(Extracted data entries)
########

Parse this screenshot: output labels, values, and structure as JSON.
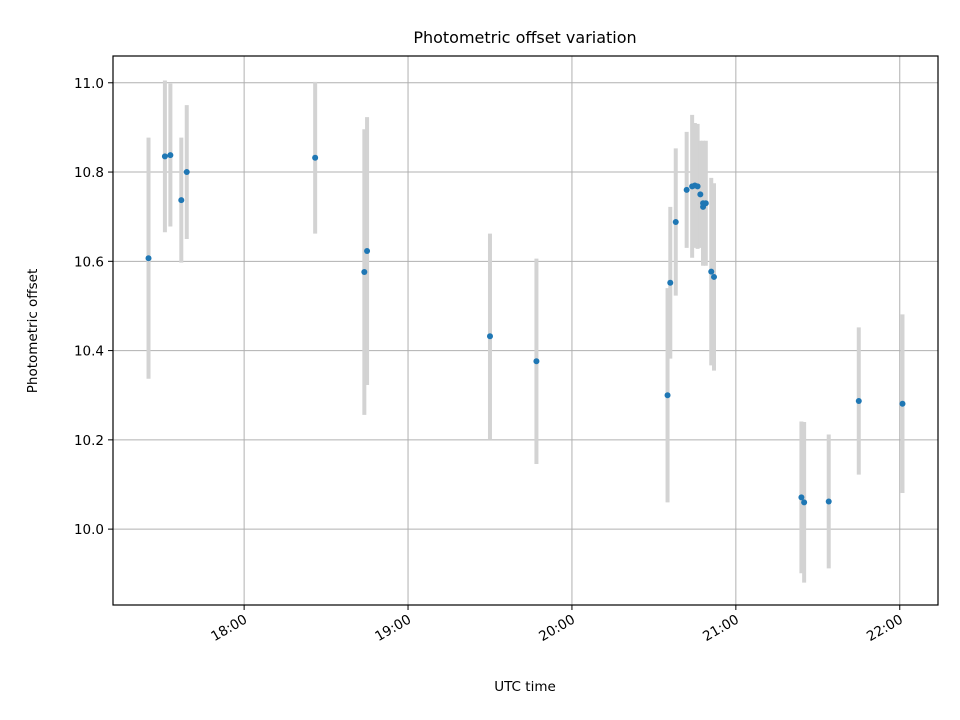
{
  "chart_data": {
    "type": "scatter",
    "title": "Photometric offset variation",
    "xlabel": "UTC time",
    "ylabel": "Photometric offset",
    "x_ticks": [
      "18:00",
      "19:00",
      "20:00",
      "21:00",
      "22:00"
    ],
    "y_ticks": [
      "10.0",
      "10.2",
      "10.4",
      "10.6",
      "10.8",
      "11.0"
    ],
    "xlim": [
      "17:12",
      "22:14"
    ],
    "ylim": [
      9.83,
      11.06
    ],
    "grid": true,
    "colors": {
      "point": "#1f77b4",
      "errorbar": "#d3d3d3"
    },
    "points": [
      {
        "time": "17:25",
        "y": 10.607,
        "err": 0.27
      },
      {
        "time": "17:31",
        "y": 10.835,
        "err": 0.17
      },
      {
        "time": "17:33",
        "y": 10.838,
        "err": 0.16
      },
      {
        "time": "17:37",
        "y": 10.737,
        "err": 0.14
      },
      {
        "time": "17:39",
        "y": 10.8,
        "err": 0.15
      },
      {
        "time": "18:26",
        "y": 10.832,
        "err": 0.17
      },
      {
        "time": "18:44",
        "y": 10.576,
        "err": 0.32
      },
      {
        "time": "18:45",
        "y": 10.623,
        "err": 0.3
      },
      {
        "time": "19:30",
        "y": 10.432,
        "err": 0.23
      },
      {
        "time": "19:47",
        "y": 10.376,
        "err": 0.23
      },
      {
        "time": "20:35",
        "y": 10.3,
        "err": 0.24
      },
      {
        "time": "20:36",
        "y": 10.552,
        "err": 0.17
      },
      {
        "time": "20:38",
        "y": 10.688,
        "err": 0.165
      },
      {
        "time": "20:42",
        "y": 10.76,
        "err": 0.13
      },
      {
        "time": "20:44",
        "y": 10.768,
        "err": 0.16
      },
      {
        "time": "20:45",
        "y": 10.77,
        "err": 0.14
      },
      {
        "time": "20:46",
        "y": 10.768,
        "err": 0.14
      },
      {
        "time": "20:47",
        "y": 10.75,
        "err": 0.12
      },
      {
        "time": "20:48",
        "y": 10.73,
        "err": 0.14
      },
      {
        "time": "20:48",
        "y": 10.722,
        "err": 0.13
      },
      {
        "time": "20:49",
        "y": 10.73,
        "err": 0.14
      },
      {
        "time": "20:51",
        "y": 10.577,
        "err": 0.21
      },
      {
        "time": "20:52",
        "y": 10.565,
        "err": 0.21
      },
      {
        "time": "21:24",
        "y": 10.071,
        "err": 0.17
      },
      {
        "time": "21:25",
        "y": 10.06,
        "err": 0.18
      },
      {
        "time": "21:34",
        "y": 10.062,
        "err": 0.15
      },
      {
        "time": "21:45",
        "y": 10.287,
        "err": 0.165
      },
      {
        "time": "22:01",
        "y": 10.281,
        "err": 0.2
      }
    ]
  }
}
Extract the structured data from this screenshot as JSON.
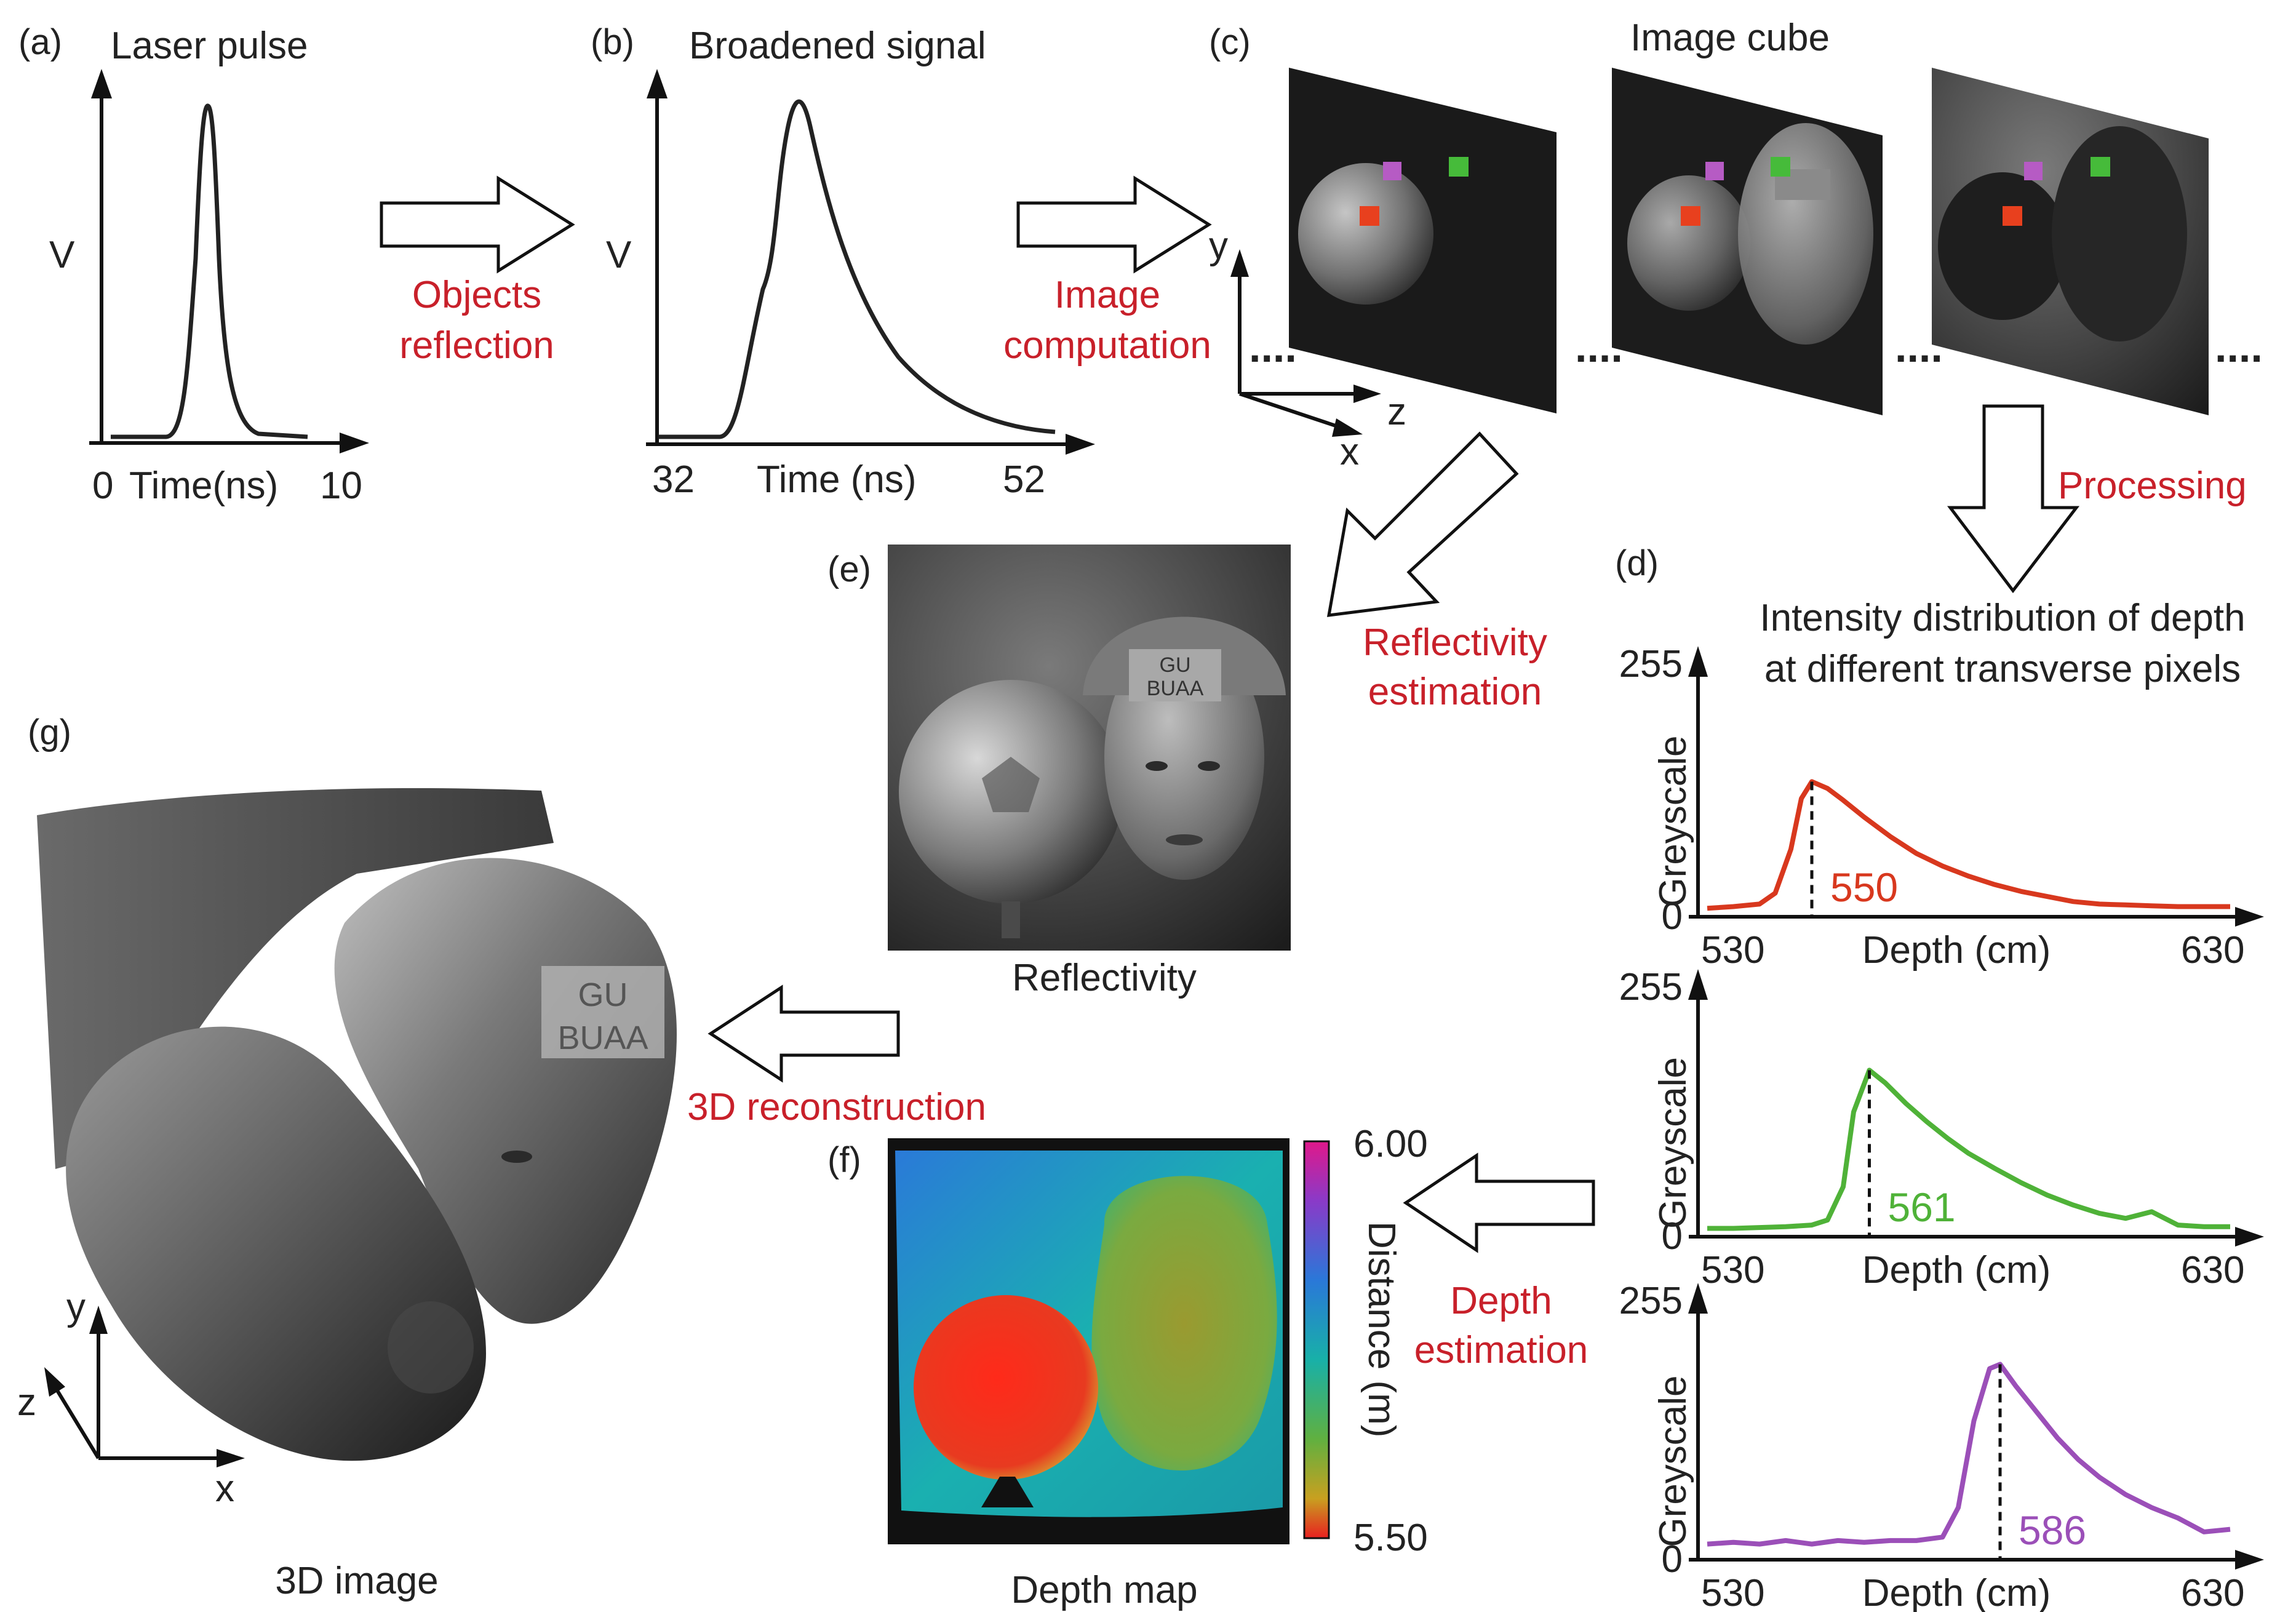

########

Give the number of lines in the records above that contain the word "JSON". Reply with that number alone.

> The reply:
2